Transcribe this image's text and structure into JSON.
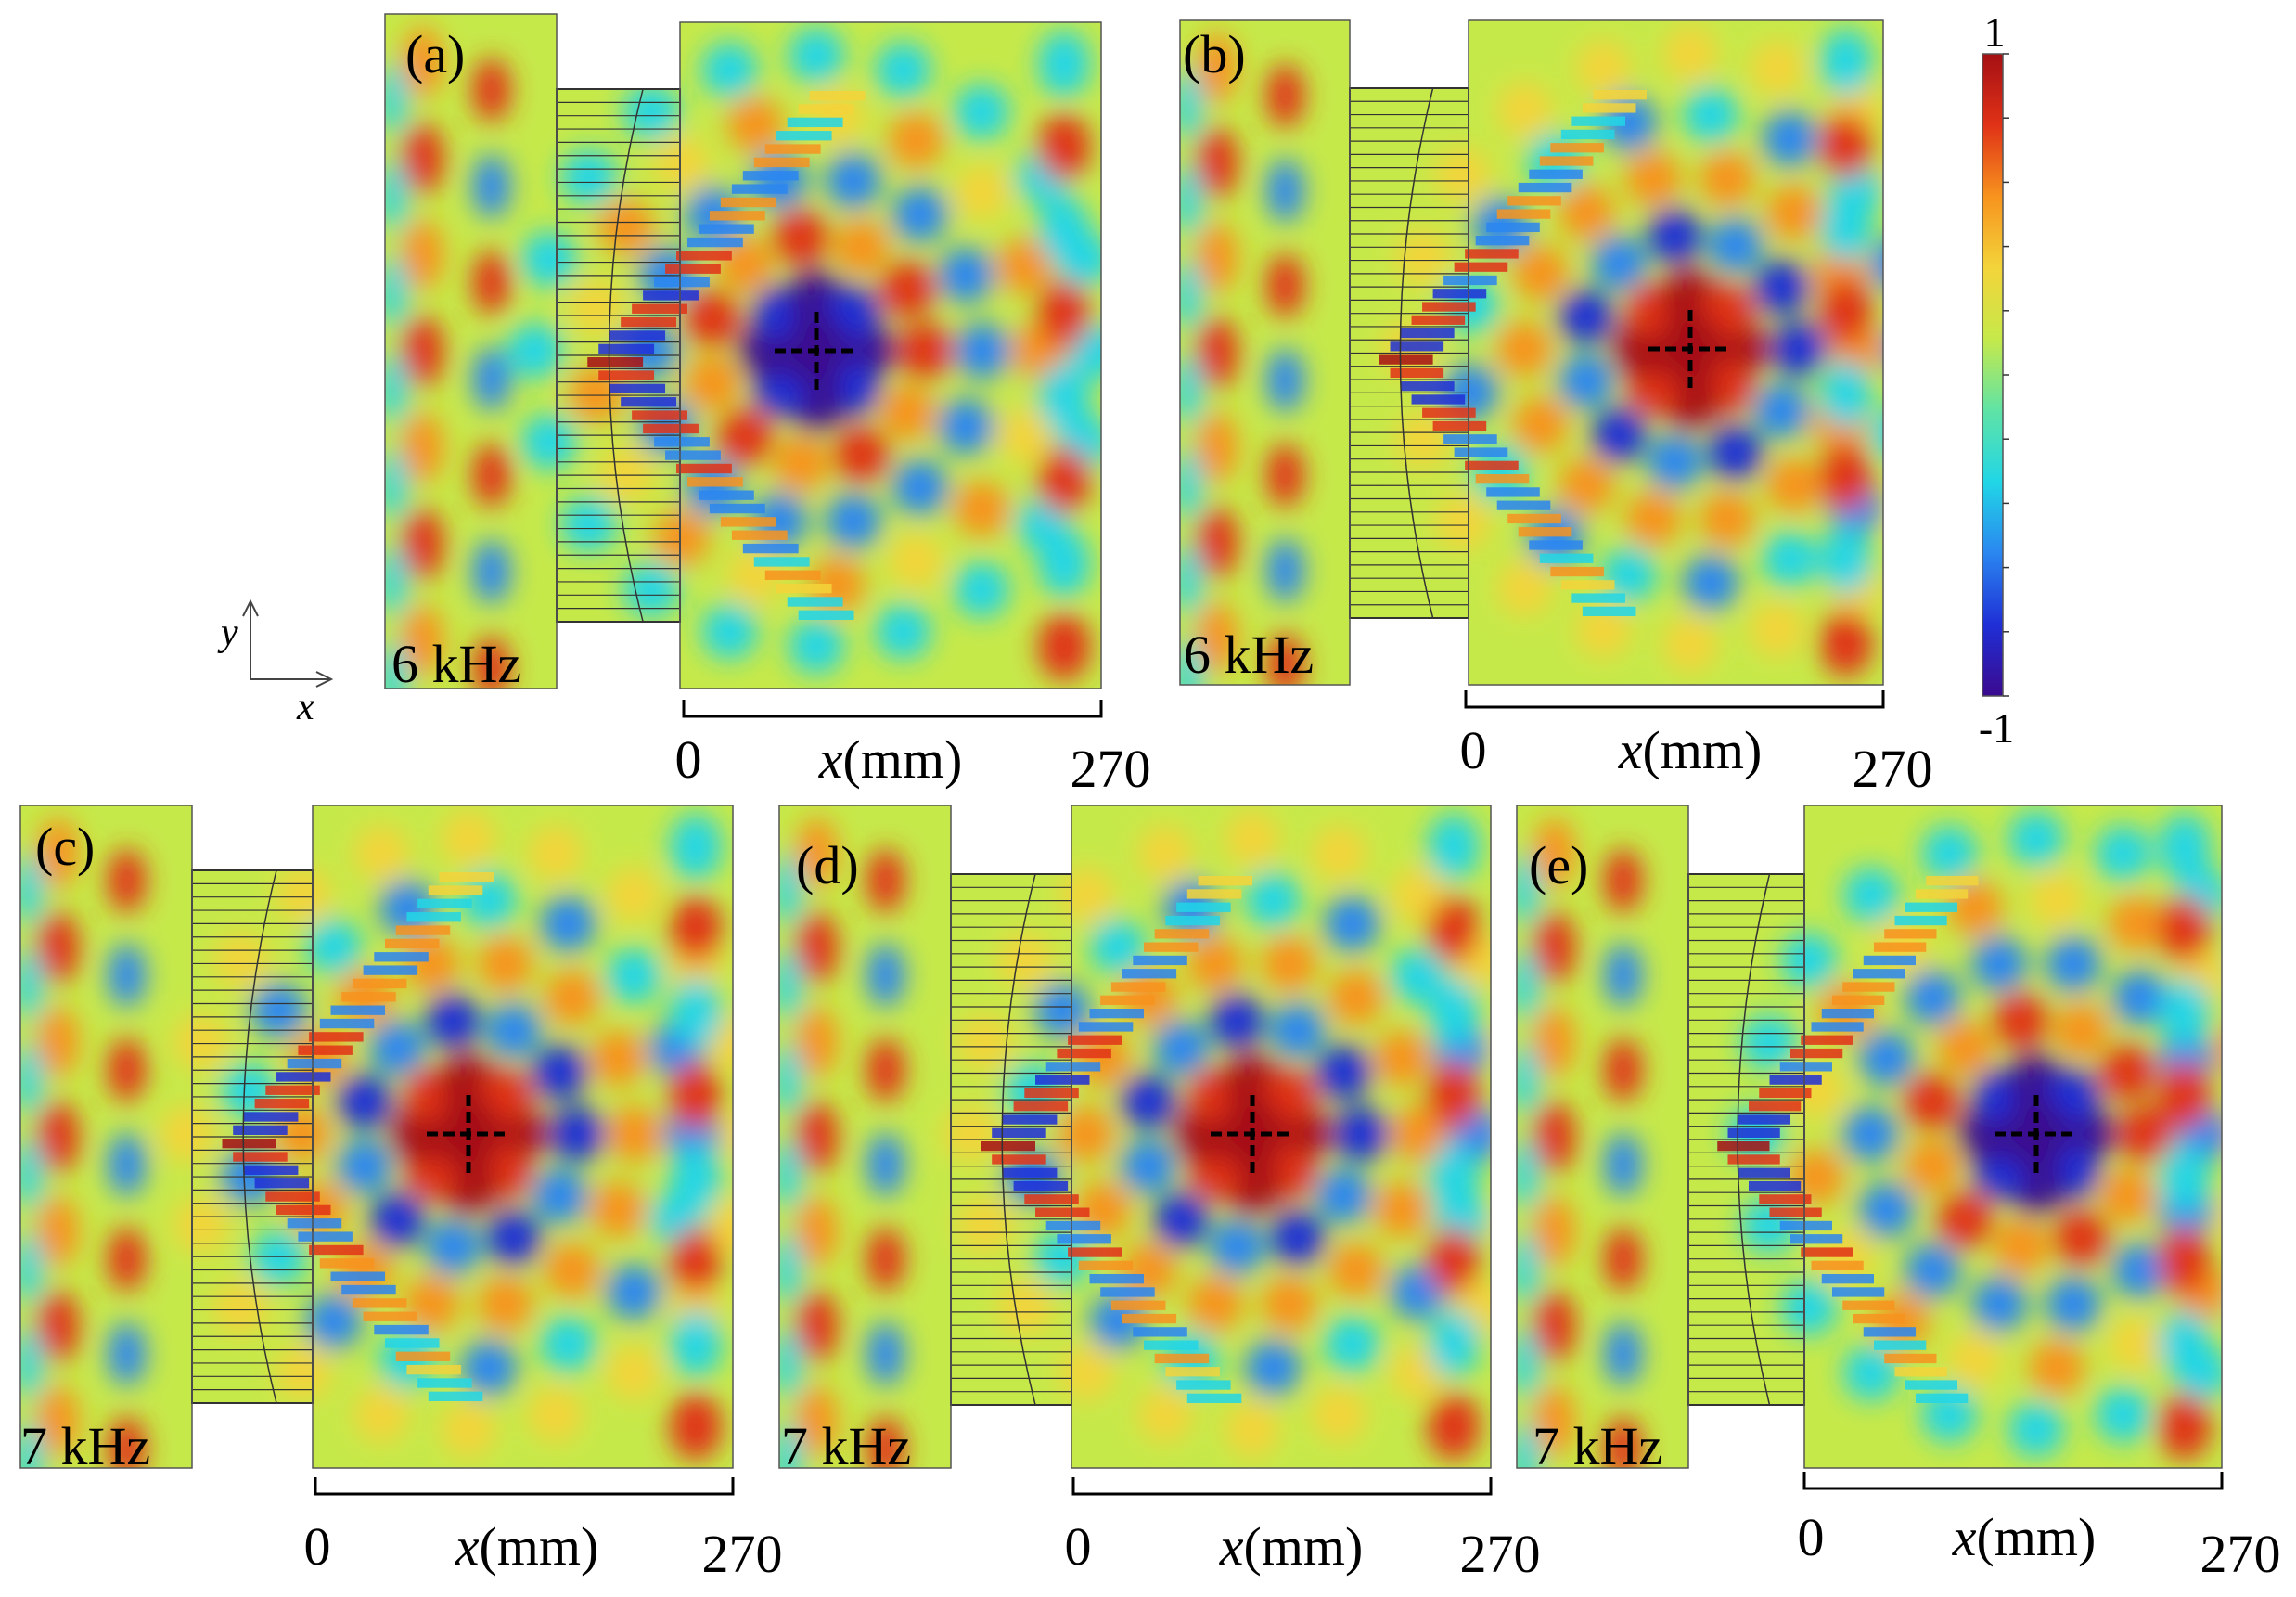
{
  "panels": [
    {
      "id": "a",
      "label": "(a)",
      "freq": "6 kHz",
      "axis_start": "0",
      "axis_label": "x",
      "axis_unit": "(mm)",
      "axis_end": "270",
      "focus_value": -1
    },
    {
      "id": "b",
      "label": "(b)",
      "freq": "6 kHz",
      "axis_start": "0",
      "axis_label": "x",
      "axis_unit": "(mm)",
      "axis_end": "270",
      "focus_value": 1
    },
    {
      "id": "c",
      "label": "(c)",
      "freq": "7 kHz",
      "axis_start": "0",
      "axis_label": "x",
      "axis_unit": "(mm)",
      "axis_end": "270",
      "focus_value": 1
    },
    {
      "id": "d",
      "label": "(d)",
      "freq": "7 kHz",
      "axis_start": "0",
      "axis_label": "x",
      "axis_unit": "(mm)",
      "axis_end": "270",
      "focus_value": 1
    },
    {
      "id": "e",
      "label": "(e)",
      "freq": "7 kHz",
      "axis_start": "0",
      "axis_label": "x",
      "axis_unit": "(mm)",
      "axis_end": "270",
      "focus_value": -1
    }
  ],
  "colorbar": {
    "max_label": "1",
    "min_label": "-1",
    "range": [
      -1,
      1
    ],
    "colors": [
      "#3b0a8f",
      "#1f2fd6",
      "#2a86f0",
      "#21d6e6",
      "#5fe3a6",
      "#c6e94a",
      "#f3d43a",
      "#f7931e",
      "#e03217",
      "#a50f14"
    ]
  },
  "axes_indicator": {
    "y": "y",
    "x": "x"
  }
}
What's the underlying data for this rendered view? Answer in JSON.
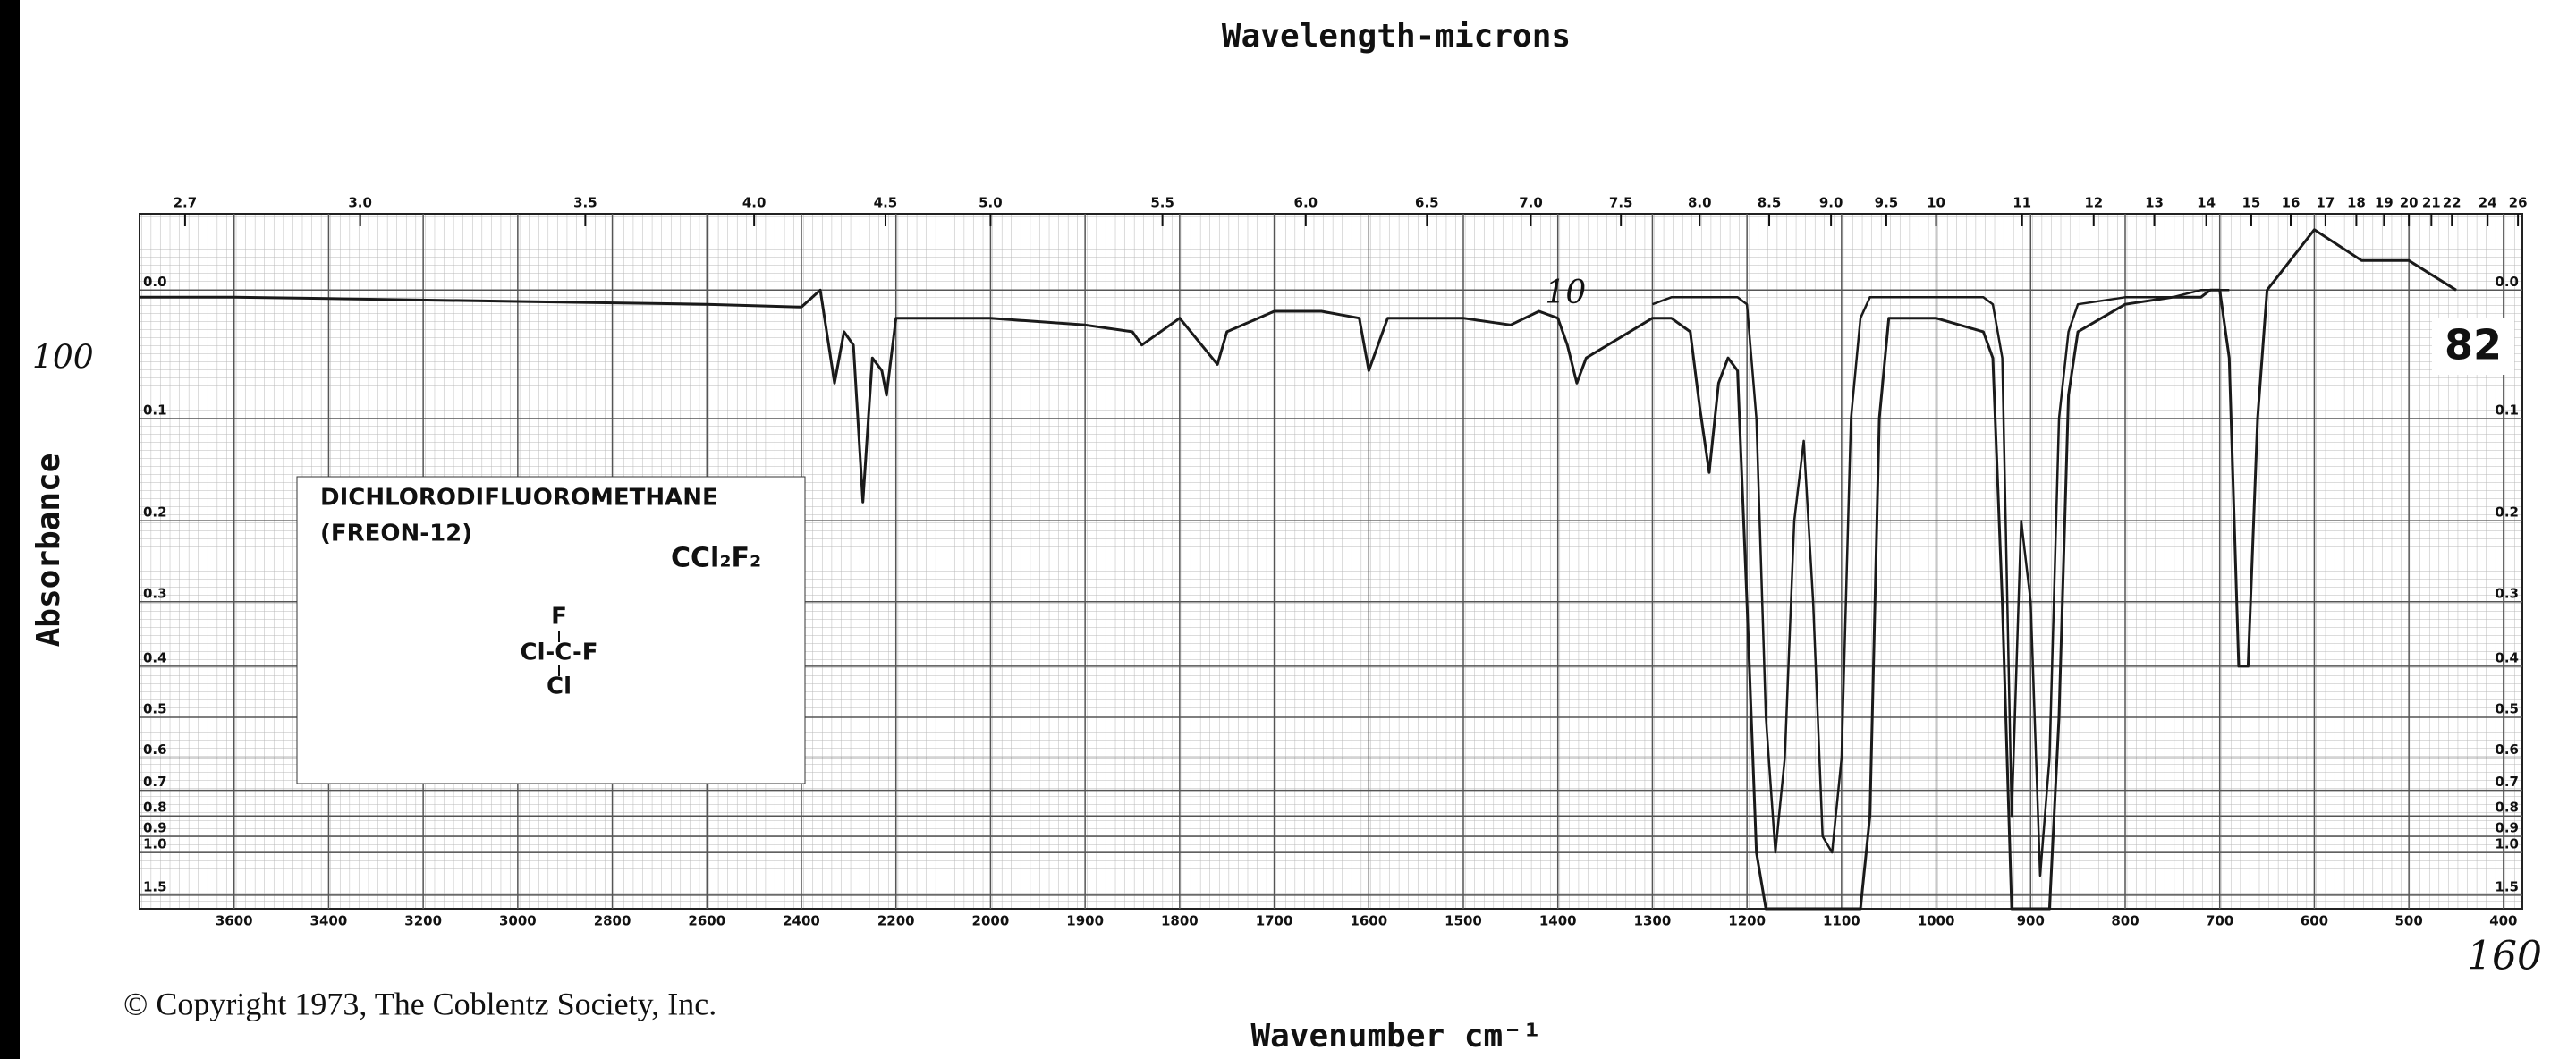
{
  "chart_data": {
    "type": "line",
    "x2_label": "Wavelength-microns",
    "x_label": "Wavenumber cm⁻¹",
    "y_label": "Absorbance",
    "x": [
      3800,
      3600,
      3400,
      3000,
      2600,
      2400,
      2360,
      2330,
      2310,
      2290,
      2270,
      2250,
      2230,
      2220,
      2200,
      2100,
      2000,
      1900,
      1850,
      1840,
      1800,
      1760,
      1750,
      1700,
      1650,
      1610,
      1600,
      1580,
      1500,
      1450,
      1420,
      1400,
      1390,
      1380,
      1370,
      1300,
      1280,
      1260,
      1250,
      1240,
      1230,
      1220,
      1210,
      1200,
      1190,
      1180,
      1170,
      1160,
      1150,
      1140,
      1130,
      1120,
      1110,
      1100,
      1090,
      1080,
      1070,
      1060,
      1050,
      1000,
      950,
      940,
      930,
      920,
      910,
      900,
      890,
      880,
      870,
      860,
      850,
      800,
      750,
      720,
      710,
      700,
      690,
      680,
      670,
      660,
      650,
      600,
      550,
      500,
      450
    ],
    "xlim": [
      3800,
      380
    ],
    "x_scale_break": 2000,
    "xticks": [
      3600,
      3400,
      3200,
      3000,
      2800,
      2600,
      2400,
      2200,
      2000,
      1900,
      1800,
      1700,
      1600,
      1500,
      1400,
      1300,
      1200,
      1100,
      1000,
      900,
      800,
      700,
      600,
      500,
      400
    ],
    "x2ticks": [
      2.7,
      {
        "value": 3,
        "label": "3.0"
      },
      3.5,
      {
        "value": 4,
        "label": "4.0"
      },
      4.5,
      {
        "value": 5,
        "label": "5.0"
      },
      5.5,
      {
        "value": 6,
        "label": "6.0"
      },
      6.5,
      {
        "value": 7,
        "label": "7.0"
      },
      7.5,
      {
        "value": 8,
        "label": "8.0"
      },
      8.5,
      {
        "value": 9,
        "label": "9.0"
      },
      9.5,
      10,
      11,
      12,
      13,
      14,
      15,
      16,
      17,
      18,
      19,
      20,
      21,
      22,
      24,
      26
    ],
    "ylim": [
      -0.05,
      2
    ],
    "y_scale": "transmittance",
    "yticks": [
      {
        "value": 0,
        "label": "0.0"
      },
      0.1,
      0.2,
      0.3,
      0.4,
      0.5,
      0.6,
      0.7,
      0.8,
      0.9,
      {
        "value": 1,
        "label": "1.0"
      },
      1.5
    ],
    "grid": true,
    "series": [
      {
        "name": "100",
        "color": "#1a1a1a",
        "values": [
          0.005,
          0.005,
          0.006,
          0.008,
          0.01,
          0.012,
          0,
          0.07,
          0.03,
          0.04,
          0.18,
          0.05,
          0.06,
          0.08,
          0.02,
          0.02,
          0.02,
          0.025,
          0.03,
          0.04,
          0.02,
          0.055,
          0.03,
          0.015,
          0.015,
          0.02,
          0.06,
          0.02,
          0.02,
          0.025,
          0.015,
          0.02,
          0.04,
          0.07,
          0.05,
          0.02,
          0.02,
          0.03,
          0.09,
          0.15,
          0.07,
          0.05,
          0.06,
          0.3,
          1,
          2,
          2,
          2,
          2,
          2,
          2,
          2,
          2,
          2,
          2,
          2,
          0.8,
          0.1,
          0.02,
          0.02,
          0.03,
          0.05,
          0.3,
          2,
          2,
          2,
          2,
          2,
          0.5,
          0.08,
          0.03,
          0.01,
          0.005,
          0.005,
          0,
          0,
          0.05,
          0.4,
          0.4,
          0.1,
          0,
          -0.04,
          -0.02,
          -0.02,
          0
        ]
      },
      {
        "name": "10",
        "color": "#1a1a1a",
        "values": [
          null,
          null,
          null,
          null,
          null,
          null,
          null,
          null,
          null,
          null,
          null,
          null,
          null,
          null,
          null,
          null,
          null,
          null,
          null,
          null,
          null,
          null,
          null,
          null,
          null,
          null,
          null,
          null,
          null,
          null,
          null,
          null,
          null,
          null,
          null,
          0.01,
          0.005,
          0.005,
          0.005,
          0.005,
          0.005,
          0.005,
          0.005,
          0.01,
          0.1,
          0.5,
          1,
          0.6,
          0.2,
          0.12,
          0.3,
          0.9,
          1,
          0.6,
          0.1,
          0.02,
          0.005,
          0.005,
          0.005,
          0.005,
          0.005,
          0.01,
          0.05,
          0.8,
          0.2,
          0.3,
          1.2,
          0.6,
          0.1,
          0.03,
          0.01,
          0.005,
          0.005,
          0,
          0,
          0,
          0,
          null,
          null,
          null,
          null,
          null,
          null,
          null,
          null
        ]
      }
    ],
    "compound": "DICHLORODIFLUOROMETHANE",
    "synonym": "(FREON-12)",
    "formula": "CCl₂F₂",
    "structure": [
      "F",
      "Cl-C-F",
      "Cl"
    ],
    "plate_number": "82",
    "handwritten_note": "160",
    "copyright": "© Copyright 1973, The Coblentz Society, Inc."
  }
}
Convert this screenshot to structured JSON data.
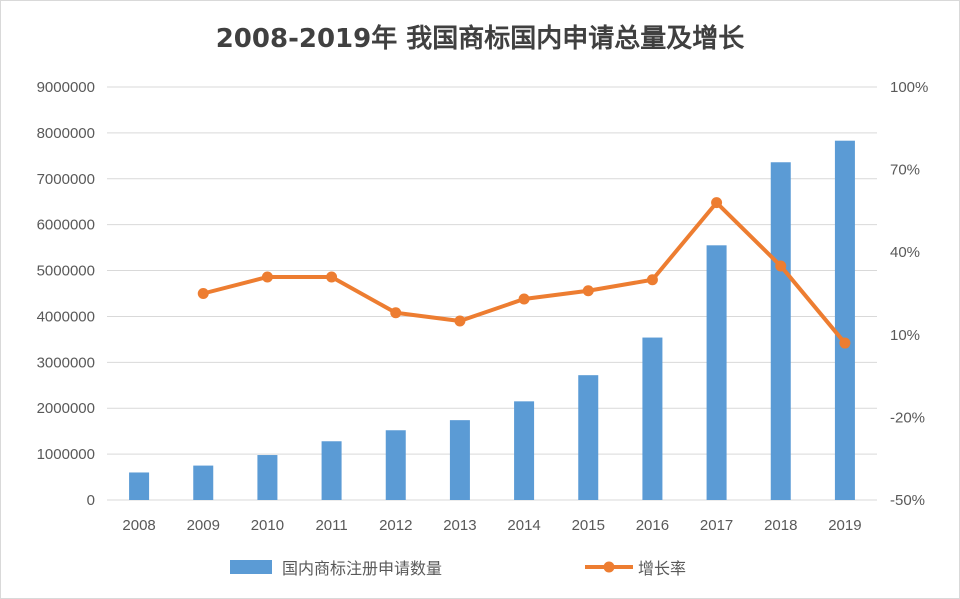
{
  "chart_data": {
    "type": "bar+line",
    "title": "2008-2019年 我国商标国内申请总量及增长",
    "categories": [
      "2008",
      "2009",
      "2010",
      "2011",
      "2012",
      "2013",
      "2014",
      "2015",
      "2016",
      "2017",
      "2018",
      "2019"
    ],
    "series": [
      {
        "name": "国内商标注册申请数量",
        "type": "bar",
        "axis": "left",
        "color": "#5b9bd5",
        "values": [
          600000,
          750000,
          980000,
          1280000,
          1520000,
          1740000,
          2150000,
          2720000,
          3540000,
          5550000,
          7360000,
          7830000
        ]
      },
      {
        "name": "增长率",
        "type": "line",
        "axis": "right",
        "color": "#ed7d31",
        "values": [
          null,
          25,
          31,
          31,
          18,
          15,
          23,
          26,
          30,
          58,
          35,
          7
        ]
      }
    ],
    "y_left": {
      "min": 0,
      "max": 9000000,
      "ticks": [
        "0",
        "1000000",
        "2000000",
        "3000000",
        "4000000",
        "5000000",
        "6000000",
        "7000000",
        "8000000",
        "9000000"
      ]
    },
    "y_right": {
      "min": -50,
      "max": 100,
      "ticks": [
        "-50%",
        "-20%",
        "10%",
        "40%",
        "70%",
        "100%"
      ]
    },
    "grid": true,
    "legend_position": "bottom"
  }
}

# # # # #

# Challenge
Of all the lines in the listing above, how many include "type"? Write only the number.

# Solution to this exercise
4